Make a deep hole in a carrot and fill it with water in which you have dissolved plenty of sugar. Close the opening firmly with a bored cork, and push a plastic straw through the hole. Mop up any overflowing sugar solution, and seal the joints with melted candle wax. Put the carrot into water and watch: after some time the sugar solution rises into the straw.
The water particles can enter the carrot through the cell walls, but the larger sugar particles cannot come out. The sugar solution becomes diluted and rises up the tube. This experiment on osmosis illustrates how plants absorb water from the soil and carry it upwards.

[LoneRanger]



10. Ghostly noise

Fill a wineglass to overflowing with dried peas, pour in water up to the brim, and place the glass on a metal lid. The pea heap becomes slowly higher and then a clatter of falling peas begins, which goes on for hours.

* * *

BRIEF 1:
Answer these from the excerpt above, one line each:
(a) What is used to seal the joints around the cork?
(b) Which particles cannot come out of the carrot?
(c) What should the glass of peas be placed on?
BRIEF 2: From the excerpt above, reproduce word for word the passage that opens with the words containing "The water particles" and closes with "on for hours.".
BRIEF 3:
Decide whether each statement agrees with the excerpt above. Answer yes or no, and quote the words that settle it.
(a) The plastic straw goes through a hole in the cork.
(b) The sugar particles pass out of the carrot into the surrounding water.
(c) The clatter of falling peas stops after a few minutes.

* * *

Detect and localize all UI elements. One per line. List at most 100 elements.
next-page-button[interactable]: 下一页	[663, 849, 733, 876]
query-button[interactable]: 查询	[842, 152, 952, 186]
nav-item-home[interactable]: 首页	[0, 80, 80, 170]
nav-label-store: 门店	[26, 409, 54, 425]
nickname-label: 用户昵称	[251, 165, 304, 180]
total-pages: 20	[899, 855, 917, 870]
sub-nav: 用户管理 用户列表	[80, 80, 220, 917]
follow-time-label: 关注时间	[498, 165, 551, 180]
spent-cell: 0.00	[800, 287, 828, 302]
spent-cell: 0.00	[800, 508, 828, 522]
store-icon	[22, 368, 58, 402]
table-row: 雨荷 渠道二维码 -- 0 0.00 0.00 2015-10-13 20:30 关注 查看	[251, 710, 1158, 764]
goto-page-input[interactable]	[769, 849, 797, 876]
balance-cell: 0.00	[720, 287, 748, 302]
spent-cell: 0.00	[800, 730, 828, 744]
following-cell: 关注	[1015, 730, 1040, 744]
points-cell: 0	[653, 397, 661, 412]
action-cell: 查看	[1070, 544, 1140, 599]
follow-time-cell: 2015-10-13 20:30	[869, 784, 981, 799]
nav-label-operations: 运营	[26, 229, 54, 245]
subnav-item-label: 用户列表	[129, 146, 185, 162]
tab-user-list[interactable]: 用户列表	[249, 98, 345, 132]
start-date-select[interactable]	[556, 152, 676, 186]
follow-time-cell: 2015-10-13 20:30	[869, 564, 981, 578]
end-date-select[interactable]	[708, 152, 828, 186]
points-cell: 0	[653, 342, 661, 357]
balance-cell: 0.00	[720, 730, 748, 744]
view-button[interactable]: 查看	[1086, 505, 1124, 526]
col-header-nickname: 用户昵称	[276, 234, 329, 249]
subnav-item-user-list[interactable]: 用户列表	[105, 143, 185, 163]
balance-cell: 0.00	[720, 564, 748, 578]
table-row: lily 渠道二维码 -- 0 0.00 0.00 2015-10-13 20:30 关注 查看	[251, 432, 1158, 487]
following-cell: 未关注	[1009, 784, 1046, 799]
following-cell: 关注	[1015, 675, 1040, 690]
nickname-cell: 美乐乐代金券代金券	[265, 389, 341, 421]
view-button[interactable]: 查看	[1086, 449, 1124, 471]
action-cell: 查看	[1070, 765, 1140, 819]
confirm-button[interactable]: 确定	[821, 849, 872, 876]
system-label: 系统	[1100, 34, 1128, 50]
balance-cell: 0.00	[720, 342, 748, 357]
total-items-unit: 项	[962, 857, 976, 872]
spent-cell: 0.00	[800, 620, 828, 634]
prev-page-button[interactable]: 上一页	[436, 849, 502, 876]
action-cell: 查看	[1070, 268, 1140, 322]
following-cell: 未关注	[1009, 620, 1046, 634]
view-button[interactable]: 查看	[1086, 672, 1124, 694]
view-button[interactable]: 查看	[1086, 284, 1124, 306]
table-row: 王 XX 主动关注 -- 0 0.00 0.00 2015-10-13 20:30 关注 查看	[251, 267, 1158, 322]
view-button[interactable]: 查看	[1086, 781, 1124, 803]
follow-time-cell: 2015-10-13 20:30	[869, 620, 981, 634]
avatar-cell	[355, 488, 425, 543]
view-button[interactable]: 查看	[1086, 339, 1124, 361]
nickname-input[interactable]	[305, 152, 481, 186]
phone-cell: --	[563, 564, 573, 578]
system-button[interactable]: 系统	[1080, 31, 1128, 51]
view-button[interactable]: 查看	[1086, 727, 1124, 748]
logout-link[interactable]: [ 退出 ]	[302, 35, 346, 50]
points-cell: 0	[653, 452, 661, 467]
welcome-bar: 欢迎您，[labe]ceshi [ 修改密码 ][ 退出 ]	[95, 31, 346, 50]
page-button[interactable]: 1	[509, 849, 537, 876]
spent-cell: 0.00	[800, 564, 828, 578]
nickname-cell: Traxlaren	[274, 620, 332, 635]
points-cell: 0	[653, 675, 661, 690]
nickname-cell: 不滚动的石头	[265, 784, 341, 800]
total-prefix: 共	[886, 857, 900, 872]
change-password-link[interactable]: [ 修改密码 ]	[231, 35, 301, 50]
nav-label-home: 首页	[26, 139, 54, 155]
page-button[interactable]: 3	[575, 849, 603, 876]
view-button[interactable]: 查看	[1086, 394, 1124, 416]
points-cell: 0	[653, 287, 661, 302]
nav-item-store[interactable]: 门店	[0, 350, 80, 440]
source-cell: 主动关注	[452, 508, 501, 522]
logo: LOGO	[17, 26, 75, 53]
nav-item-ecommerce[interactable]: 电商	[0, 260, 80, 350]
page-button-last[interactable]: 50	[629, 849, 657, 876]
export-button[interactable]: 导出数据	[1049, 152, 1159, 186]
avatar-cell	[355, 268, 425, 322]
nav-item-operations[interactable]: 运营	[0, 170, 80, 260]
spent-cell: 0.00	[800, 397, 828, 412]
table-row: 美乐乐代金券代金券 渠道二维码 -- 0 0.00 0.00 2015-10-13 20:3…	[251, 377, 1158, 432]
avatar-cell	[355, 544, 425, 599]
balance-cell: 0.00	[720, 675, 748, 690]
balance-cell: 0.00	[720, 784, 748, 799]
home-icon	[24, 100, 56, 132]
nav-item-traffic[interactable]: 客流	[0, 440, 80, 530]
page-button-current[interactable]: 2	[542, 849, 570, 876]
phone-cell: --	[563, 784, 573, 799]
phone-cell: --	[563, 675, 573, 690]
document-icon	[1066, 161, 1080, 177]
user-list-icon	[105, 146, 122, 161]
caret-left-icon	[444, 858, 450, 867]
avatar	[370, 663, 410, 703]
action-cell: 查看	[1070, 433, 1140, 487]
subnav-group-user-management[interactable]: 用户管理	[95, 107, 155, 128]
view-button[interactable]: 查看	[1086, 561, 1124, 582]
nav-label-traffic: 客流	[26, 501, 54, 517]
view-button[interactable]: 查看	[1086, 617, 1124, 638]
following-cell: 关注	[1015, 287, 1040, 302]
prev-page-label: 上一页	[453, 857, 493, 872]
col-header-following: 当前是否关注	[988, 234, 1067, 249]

* * *

EXERCISE ANSWER 1:
(a) Melted candle wax
(b) The larger sugar particles
(c) A metal lid

EXERCISE ANSWER 2:
The water particles can enter the carrot through the cell walls, but the larger sugar particles cannot come out. The sugar solution becomes diluted and rises up the tube. This experiment on osmosis illustrates how plants absorb water from the soil and carry it upwards.

[LoneRanger]



10. Ghostly noise

Fill a wineglass to overflowing with dried peas, pour in water up to the brim, and place the glass on a metal lid. The pea heap becomes slowly higher and then a clatter of falling peas begins, which goes on for hours.

EXERCISE ANSWER 3:
(a) Yes: "Close the opening firmly with a bored cork, and push a plastic straw through the hole."
(b) No: "the larger sugar particles cannot come out."
(c) No: "a clatter of falling peas begins, which goes on for hours."